=== EXERCISE DETAILS ===
Your task is to output the listing word for word, with pictures excluded.

▼▼▼

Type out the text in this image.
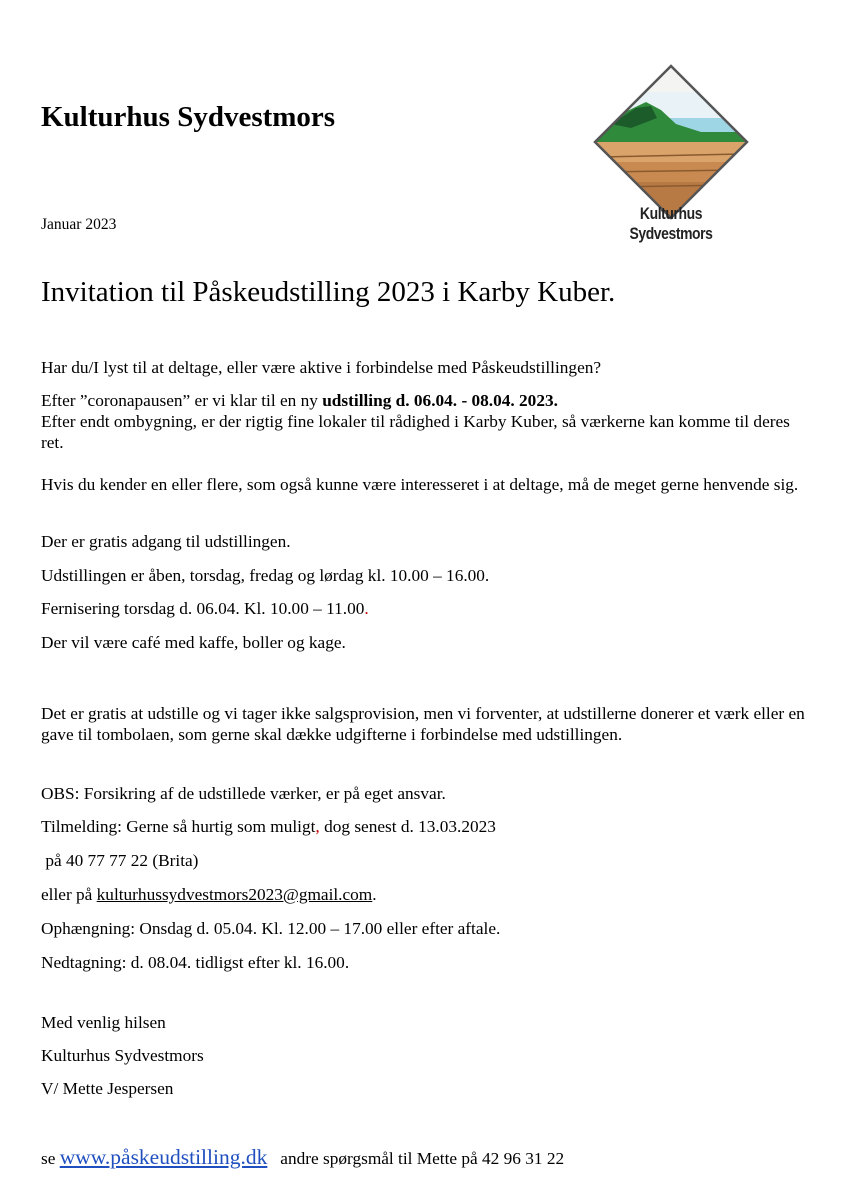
Kulturhus Sydvestmors
Januar 2023
Kulturhus Sydvestmors
Invitation til Påskeudstilling 2023 i Karby Kuber.

Har du/I lyst til at deltage, eller være aktive i forbindelse med Påskeudstillingen?

Efter ”coronapausen” er vi klar til en ny udstilling d. 06.04. - 08.04. 2023.
Efter endt ombygning, er der rigtig fine lokaler til rådighed i Karby Kuber, så værkerne kan komme til deres ret.

Hvis du kender en eller flere, som også kunne være interesseret i at deltage, må de meget gerne henvende sig.

Der er gratis adgang til udstillingen.

Udstillingen er åben, torsdag, fredag og lørdag kl. 10.00 – 16.00.

Fernisering torsdag d. 06.04. Kl. 10.00 – 11.00.

Der vil være café med kaffe, boller og kage.

Det er gratis at udstille og vi tager ikke salgsprovision, men vi forventer, at udstillerne donerer et værk eller en gave til tombolaen, som gerne skal dække udgifterne i forbindelse med udstillingen.

OBS: Forsikring af de udstillede værker, er på eget ansvar.

Tilmelding: Gerne så hurtig som muligt, dog senest d. 13.03.2023

på 40 77 77 22 (Brita)

eller på kulturhussydvestmors2023@gmail.com.

Ophængning: Onsdag d. 05.04. Kl. 12.00 – 17.00 eller efter aftale.

Nedtagning: d. 08.04. tidligst efter kl. 16.00.

Med venlig hilsen

Kulturhus Sydvestmors

V/ Mette Jespersen

se www.påskeudstilling.dk   andre spørgsmål til Mette på 42 96 31 22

▲▲▲

=== THE ANSWER ===
Type out the text in this image.
Kulturhus Sydvestmors
Januar 2023
Kulturhus Sydvestmors
Invitation til Påskeudstilling 2023 i Karby Kuber.

Har du/I lyst til at deltage, eller være aktive i forbindelse med Påskeudstillingen?

Efter ”coronapausen” er vi klar til en ny udstilling d. 06.04. - 08.04. 2023.
Efter endt ombygning, er der rigtig fine lokaler til rådighed i Karby Kuber, så værkerne kan komme til deres ret.

Hvis du kender en eller flere, som også kunne være interesseret i at deltage, må de meget gerne henvende sig.

Der er gratis adgang til udstillingen.

Udstillingen er åben, torsdag, fredag og lørdag kl. 10.00 – 16.00.

Fernisering torsdag d. 06.04. Kl. 10.00 – 11.00.

Der vil være café med kaffe, boller og kage.

Det er gratis at udstille og vi tager ikke salgsprovision, men vi forventer, at udstillerne donerer et værk eller en gave til tombolaen, som gerne skal dække udgifterne i forbindelse med udstillingen.

OBS: Forsikring af de udstillede værker, er på eget ansvar.

Tilmelding: Gerne så hurtig som muligt, dog senest d. 13.03.2023

på 40 77 77 22 (Brita)

eller på kulturhussydvestmors2023@gmail.com.

Ophængning: Onsdag d. 05.04. Kl. 12.00 – 17.00 eller efter aftale.

Nedtagning: d. 08.04. tidligst efter kl. 16.00.

Med venlig hilsen

Kulturhus Sydvestmors

V/ Mette Jespersen

se www.påskeudstilling.dk   andre spørgsmål til Mette på 42 96 31 22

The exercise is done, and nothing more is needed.